__Task to carry out__:
In the entries below, identify every line with the string "Based" and copy it.

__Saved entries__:
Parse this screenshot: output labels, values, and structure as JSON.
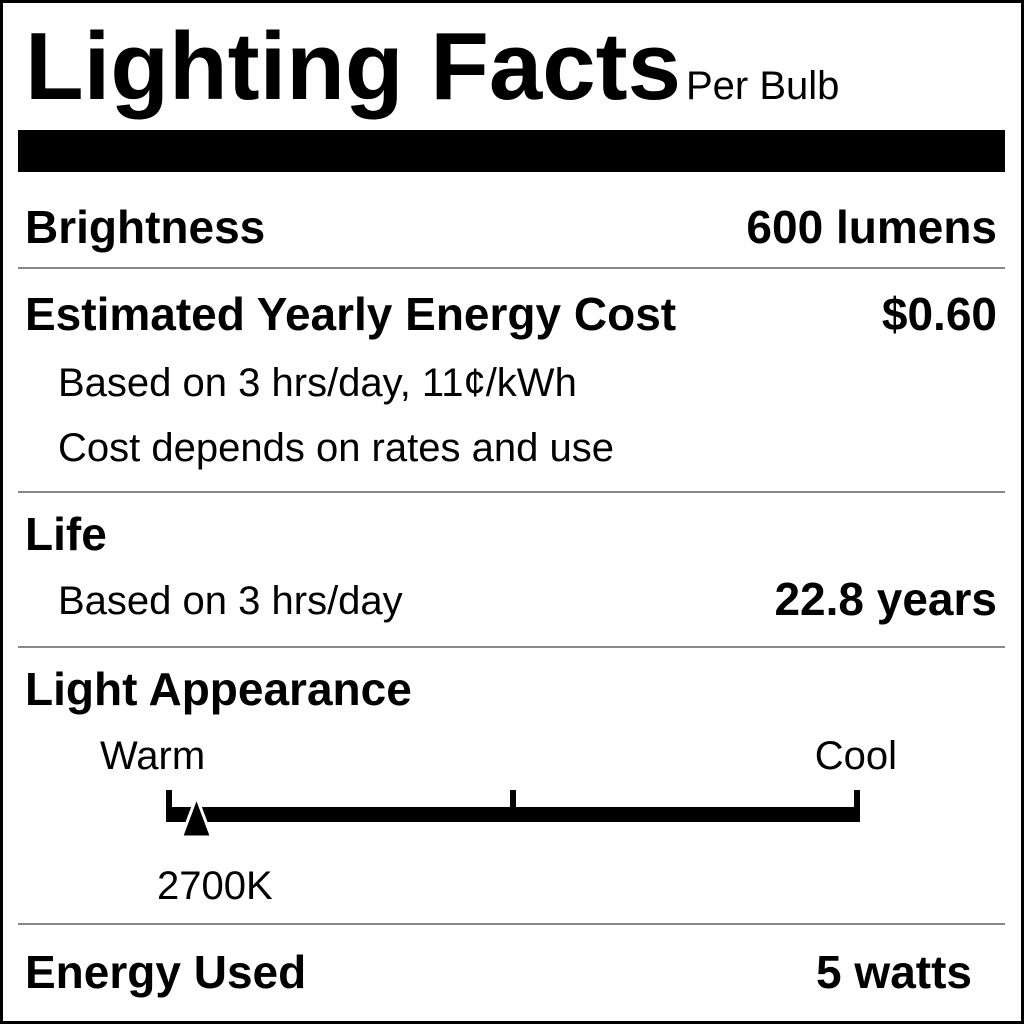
{
  "header": {
    "title": "Lighting Facts",
    "subtitle": "Per Bulb"
  },
  "brightness": {
    "label": "Brightness",
    "value": "600 lumens"
  },
  "cost": {
    "label": "Estimated Yearly Energy Cost",
    "value": "$0.60",
    "note1": "Based on 3 hrs/day, 11¢/kWh",
    "note2": "Cost depends on rates and use"
  },
  "life": {
    "label": "Life",
    "note": "Based on 3 hrs/day",
    "value": "22.8 years"
  },
  "appearance": {
    "label": "Light Appearance",
    "warm_label": "Warm",
    "cool_label": "Cool",
    "value": "2700K",
    "marker_fraction": 0.04
  },
  "energy": {
    "label": "Energy Used",
    "value": "5 watts"
  }
}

__Response to the task__:
    "note1": "Based on 3 hrs/day, 11¢/kWh",
    "note": "Based on 3 hrs/day",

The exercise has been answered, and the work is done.